__WHAT YOU NEED TO DO__: The listing below is the input. Say how many of its lines contain "strep", giving the number alone.

------------

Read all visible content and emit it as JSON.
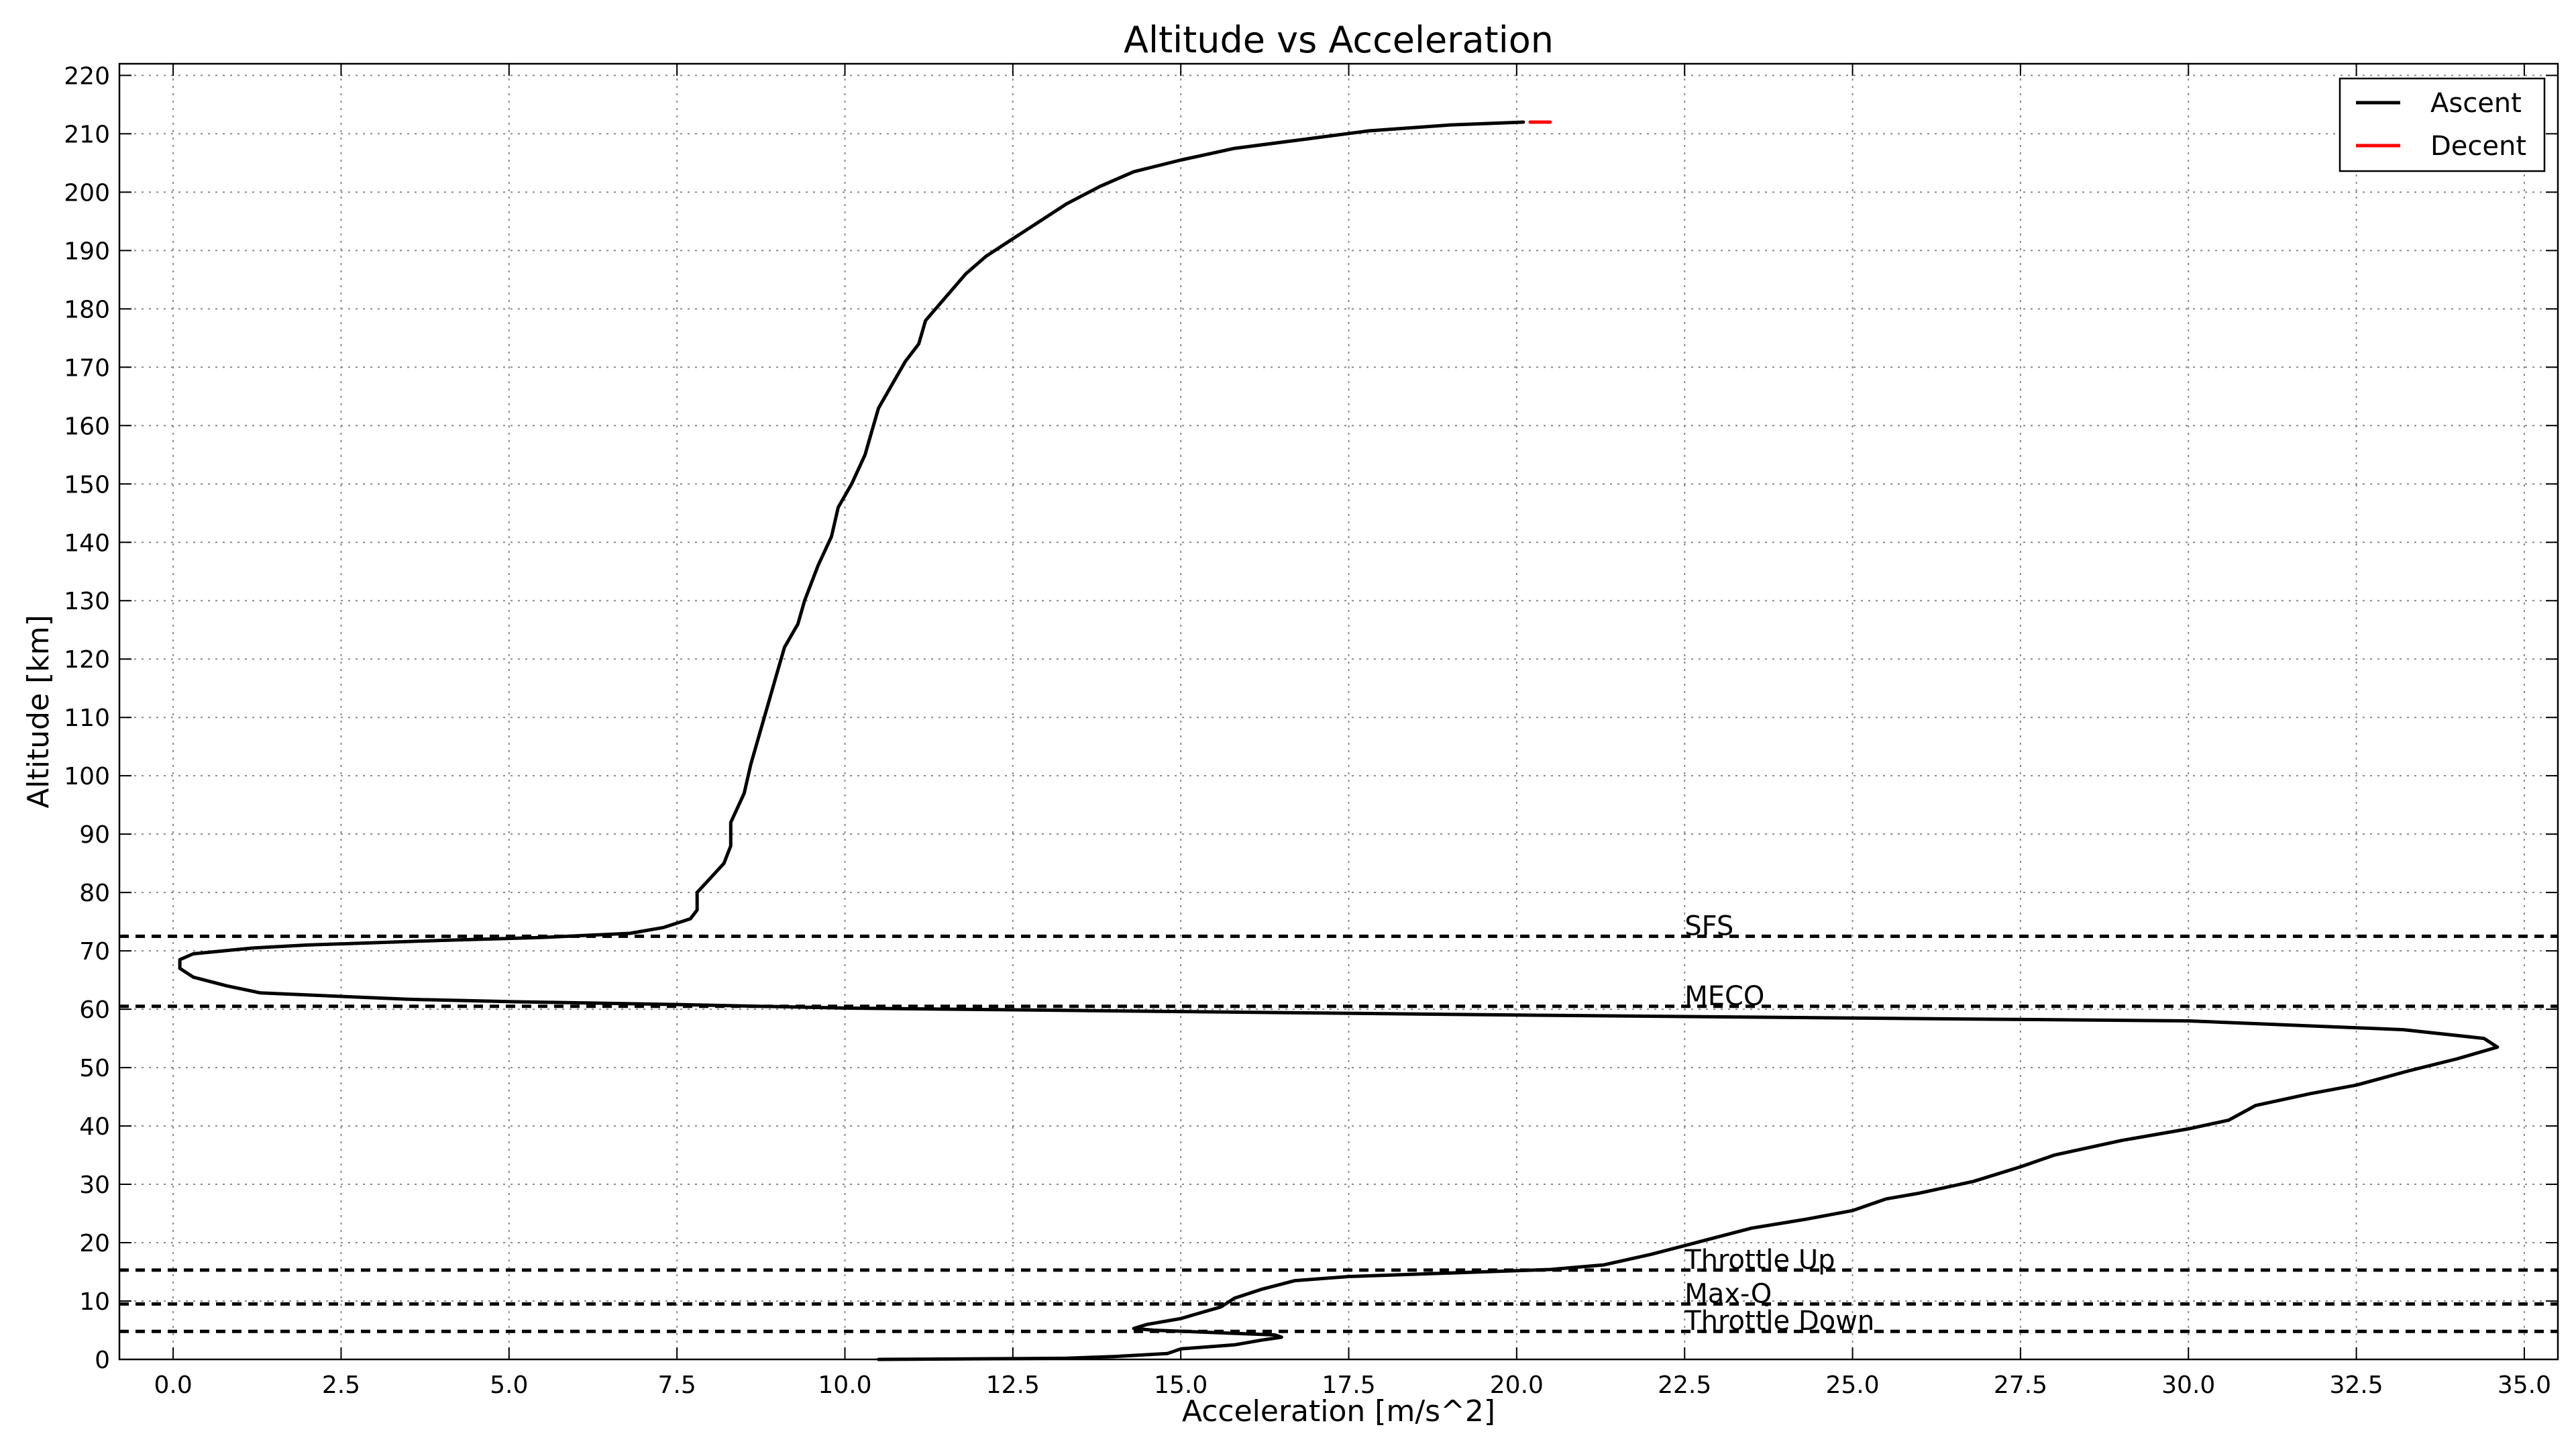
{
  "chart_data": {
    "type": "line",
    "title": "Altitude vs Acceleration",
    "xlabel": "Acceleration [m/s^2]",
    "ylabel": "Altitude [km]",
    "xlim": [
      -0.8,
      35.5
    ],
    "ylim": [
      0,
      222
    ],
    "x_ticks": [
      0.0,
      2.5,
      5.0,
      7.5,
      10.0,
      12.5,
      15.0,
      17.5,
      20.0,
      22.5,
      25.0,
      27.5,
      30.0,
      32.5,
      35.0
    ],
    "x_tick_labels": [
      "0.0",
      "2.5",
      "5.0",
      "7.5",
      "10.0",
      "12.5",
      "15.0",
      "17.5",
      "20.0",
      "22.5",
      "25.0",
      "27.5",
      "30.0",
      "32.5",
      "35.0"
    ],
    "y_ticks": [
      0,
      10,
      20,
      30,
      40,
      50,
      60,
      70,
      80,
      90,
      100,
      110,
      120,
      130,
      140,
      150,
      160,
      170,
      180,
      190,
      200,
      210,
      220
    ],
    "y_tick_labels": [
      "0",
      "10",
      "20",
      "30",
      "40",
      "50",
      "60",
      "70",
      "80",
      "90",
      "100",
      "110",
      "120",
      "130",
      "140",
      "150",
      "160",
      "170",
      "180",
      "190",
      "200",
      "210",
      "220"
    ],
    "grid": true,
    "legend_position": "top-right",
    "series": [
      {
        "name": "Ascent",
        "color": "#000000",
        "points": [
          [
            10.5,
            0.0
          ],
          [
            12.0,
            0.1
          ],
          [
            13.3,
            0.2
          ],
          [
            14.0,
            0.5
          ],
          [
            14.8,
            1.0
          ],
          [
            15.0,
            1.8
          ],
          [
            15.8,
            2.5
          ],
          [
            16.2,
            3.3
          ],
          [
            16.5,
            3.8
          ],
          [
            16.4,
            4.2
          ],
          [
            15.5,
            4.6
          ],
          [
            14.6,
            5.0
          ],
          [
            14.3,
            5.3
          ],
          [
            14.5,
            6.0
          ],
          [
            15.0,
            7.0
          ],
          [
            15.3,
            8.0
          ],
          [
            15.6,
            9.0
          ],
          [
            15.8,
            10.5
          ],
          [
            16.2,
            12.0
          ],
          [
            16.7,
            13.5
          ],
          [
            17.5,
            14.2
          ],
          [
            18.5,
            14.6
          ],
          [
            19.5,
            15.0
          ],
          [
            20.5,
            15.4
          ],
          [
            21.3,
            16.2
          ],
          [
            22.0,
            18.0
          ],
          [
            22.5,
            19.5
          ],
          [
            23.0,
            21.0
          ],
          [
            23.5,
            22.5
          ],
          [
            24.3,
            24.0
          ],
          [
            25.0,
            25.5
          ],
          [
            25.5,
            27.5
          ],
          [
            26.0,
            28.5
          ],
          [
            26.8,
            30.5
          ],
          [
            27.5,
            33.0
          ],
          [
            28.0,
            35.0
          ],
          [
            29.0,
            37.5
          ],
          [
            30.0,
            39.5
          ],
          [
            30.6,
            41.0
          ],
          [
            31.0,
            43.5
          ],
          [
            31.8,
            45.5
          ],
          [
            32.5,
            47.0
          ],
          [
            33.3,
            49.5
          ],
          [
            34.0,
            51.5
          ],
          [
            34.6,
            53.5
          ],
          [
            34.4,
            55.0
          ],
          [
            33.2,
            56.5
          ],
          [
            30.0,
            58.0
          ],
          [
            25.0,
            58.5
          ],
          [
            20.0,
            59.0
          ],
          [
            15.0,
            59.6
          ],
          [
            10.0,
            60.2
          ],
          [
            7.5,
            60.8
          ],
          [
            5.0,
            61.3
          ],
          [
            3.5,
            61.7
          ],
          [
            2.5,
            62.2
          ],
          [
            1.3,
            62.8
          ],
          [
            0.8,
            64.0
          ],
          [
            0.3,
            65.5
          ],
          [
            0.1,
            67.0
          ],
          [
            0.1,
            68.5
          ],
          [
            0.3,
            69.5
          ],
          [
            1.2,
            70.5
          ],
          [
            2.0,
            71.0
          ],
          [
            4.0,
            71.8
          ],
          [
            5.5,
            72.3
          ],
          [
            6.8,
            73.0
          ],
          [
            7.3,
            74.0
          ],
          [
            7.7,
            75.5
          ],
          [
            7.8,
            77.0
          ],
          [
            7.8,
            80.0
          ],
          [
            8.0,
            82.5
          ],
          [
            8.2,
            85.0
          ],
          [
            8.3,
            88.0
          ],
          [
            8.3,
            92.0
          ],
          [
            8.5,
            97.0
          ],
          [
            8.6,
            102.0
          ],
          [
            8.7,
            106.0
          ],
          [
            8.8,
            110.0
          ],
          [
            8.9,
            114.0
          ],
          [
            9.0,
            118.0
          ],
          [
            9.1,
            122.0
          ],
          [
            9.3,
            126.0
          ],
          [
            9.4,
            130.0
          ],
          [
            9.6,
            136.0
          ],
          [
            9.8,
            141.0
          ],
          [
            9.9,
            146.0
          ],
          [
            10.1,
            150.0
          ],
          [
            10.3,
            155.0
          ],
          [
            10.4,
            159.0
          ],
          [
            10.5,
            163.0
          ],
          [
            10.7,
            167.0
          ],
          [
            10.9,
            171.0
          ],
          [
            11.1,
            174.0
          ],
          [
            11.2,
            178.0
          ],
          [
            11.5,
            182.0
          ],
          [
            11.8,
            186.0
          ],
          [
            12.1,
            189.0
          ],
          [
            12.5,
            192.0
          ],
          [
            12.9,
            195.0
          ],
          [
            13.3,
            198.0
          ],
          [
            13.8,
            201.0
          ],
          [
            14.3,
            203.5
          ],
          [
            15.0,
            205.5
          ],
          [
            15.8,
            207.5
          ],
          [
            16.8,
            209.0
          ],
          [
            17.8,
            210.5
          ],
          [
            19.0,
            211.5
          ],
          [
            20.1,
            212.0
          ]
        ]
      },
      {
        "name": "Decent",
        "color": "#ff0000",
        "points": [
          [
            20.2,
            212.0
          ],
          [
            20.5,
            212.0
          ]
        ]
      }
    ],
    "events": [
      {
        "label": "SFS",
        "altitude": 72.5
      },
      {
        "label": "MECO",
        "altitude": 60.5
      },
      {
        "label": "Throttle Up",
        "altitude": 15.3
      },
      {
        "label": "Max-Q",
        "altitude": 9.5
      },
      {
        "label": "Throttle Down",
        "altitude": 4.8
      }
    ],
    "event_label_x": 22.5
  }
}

------------

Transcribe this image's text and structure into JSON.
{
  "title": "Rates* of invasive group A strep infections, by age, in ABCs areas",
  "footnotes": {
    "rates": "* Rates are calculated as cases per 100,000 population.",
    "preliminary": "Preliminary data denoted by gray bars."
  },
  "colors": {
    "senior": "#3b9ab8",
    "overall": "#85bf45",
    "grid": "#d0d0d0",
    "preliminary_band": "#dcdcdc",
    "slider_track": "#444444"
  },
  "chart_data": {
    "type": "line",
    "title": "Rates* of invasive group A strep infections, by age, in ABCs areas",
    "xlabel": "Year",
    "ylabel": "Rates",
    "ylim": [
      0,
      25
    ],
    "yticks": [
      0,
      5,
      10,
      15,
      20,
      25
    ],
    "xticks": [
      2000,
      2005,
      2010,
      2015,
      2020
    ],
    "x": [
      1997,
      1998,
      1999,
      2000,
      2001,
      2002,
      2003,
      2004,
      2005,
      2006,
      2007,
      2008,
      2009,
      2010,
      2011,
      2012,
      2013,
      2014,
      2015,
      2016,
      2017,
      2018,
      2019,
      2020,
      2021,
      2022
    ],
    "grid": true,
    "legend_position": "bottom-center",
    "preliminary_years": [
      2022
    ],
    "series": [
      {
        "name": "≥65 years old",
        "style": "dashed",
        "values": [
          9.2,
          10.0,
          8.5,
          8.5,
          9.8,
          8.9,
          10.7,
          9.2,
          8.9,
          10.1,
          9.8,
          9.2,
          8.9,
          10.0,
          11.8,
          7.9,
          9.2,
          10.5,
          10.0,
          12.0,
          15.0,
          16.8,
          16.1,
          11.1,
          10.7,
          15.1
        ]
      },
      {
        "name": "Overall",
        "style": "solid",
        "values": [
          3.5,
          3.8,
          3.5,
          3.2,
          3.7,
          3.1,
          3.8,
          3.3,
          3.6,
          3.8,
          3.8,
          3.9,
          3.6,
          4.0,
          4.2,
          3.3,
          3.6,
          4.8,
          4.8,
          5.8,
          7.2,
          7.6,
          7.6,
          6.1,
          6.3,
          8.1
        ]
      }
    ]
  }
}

------------

__RESPONSE BELOW__: 2